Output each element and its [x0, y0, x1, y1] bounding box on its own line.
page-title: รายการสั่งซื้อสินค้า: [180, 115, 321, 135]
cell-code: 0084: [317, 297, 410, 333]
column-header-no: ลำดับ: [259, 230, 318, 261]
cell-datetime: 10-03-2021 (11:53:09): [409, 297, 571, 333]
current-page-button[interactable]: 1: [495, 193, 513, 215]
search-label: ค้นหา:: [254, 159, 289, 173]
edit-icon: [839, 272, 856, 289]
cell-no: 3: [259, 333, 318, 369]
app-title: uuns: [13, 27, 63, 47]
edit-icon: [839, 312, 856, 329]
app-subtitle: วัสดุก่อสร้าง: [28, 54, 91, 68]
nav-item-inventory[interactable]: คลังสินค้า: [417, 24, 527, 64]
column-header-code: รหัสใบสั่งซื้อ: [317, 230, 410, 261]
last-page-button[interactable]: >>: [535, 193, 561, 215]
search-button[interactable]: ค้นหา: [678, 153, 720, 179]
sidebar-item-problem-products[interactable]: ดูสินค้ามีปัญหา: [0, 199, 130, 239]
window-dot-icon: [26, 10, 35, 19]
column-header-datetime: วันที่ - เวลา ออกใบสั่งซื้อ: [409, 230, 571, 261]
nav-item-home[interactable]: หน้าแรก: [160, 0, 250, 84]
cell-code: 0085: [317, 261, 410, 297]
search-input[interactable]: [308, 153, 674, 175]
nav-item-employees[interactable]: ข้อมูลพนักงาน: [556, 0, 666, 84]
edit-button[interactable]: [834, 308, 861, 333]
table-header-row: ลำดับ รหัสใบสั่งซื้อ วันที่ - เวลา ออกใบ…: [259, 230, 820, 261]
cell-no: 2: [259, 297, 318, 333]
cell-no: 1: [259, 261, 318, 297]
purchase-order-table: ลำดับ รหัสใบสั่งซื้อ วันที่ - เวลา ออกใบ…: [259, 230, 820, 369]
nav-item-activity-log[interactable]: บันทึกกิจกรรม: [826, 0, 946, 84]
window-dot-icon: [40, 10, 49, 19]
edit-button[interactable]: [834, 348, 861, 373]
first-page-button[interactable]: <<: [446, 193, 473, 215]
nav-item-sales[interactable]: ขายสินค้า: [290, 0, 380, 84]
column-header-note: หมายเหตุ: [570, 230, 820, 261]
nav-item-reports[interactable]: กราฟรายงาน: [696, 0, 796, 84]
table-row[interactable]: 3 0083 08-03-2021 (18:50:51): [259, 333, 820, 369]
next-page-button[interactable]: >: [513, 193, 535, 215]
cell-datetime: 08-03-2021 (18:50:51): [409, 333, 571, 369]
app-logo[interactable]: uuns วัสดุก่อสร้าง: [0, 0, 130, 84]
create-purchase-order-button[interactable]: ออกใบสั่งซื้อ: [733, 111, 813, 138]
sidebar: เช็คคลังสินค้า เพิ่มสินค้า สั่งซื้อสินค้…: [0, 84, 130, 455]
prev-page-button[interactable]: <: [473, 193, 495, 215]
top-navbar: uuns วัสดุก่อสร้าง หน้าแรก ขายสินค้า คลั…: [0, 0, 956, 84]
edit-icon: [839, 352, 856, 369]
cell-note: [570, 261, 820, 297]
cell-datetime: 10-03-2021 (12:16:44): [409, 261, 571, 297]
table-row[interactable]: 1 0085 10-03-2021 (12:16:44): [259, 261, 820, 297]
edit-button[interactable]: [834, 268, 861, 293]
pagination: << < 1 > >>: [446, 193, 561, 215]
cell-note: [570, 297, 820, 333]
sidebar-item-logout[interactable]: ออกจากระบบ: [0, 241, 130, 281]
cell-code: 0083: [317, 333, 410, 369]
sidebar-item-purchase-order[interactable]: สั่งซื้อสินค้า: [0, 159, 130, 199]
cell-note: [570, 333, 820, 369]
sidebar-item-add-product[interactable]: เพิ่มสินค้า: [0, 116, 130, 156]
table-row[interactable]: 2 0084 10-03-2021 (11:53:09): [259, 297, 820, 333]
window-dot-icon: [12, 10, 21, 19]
++++++
[Written problem] Express the lines above as a JSON list of strings, one string per line, omitting blank lines.

[Exercise result]
[
  "Output each element and its [x0, y0, x1, y1] bounding box on its own line.",
  "page-title: รายการสั่งซื้อสินค้า: [180, 115, 321, 135]",
  "cell-code: 0084: [317, 297, 410, 333]",
  "column-header-no: ลำดับ: [259, 230, 318, 261]",
  "cell-datetime: 10-03-2021 (11:53:09): [409, 297, 571, 333]",
  "current-page-button[interactable]: 1: [495, 193, 513, 215]",
  "search-label: ค้นหา:: [254, 159, 289, 173]",
  "edit-icon: [839, 272, 856, 289]",
  "cell-no: 3: [259, 333, 318, 369]",
  "app-title: uuns: [13, 27, 63, 47]",
  "edit-icon: [839, 312, 856, 329]",
  "app-subtitle: วัสดุก่อสร้าง: [28, 54, 91, 68]",
  "nav-item-inventory[interactable]: คลังสินค้า: [417, 24, 527, 64]",
  "column-header-code: รหัสใบสั่งซื้อ: [317, 230, 410, 261]",
  "last-page-button[interactable]: >>: [535, 193, 561, 215]",
  "search-button[interactable]: ค้นหา: [678, 153, 720, 179]",
  "sidebar-item-problem-products[interactable]: ดูสินค้ามีปัญหา: [0, 199, 130, 239]",
  "window-dot-icon: [26, 10, 35, 19]",
  "column-header-datetime: วันที่ - เวลา ออกใบสั่งซื้อ: [409, 230, 571, 261]",
  "nav-item-home[interactable]: หน้าแรก: [160, 0, 250, 84]",
  "cell-code: 0085: [317, 261, 410, 297]",
  "search-input[interactable]: [308, 153, 674, 175]",
  "nav-item-employees[interactable]: ข้อมูลพนักงาน: [556, 0, 666, 84]",
  "edit-button[interactable]: [834, 308, 861, 333]",
  "table-header-row: ลำดับ รหัสใบสั่งซื้อ วันที่ - เวลา ออกใบ…: [259, 230, 820, 261]",
  "cell-no: 2: [259, 297, 318, 333]",
  "cell-no: 1: [259, 261, 318, 297]",
  "purchase-order-table: ลำดับ รหัสใบสั่งซื้อ วันที่ - เวลา ออกใบ…: [259, 230, 820, 369]",
  "nav-item-activity-log[interactable]: บันทึกกิจกรรม: [826, 0, 946, 84]",
  "window-dot-icon: [40, 10, 49, 19]",
  "edit-button[interactable]: [834, 348, 861, 373]",
  "first-page-button[interactable]: <<: [446, 193, 473, 215]",
  "nav-item-sales[interactable]: ขายสินค้า: [290, 0, 380, 84]",
  "column-header-note: หมายเหตุ: [570, 230, 820, 261]",
  "nav-item-reports[interactable]: กราฟรายงาน: [696, 0, 796, 84]",
  "table-row[interactable]: 3 0083 08-03-2021 (18:50:51): [259, 333, 820, 369]",
  "next-page-button[interactable]: >: [513, 193, 535, 215]",
  "cell-datetime: 08-03-2021 (18:50:51): [409, 333, 571, 369]",
  "app-logo[interactable]: uuns วัสดุก่อสร้าง: [0, 0, 130, 84]",
  "create-purchase-order-button[interactable]: ออกใบสั่งซื้อ: [733, 111, 813, 138]",
  "sidebar: เช็คคลังสินค้า เพิ่มสินค้า สั่งซื้อสินค้…: [0, 84, 130, 455]",
  "prev-page-button[interactable]: <: [473, 193, 495, 215]",
  "top-navbar: uuns วัสดุก่อสร้าง หน้าแรก ขายสินค้า คลั…: [0, 0, 956, 84]",
  "edit-icon: [839, 352, 856, 369]",
  "cell-note: [570, 261, 820, 297]",
  "cell-datetime: 10-03-2021 (12:16:44): [409, 261, 571, 297]",
  "table-row[interactable]: 1 0085 10-03-2021 (12:16:44): [259, 261, 820, 297]",
  "edit-button[interactable]: [834, 268, 861, 293]",
  "pagination: << < 1 > >>: [446, 193, 561, 215]",
  "cell-note: [570, 297, 820, 333]",
  "sidebar-item-logout[interactable]: ออกจากระบบ: [0, 241, 130, 281]",
  "cell-code: 0083: [317, 333, 410, 369]",
  "sidebar-item-purchase-order[interactable]: สั่งซื้อสินค้า: [0, 159, 130, 199]",
  "cell-note: [570, 333, 820, 369]",
  "sidebar-item-add-product[interactable]: เพิ่มสินค้า: [0, 116, 130, 156]",
  "table-row[interactable]: 2 0084 10-03-2021 (11:53:09): [259, 297, 820, 333]",
  "window-dot-icon: [12, 10, 21, 19]"
]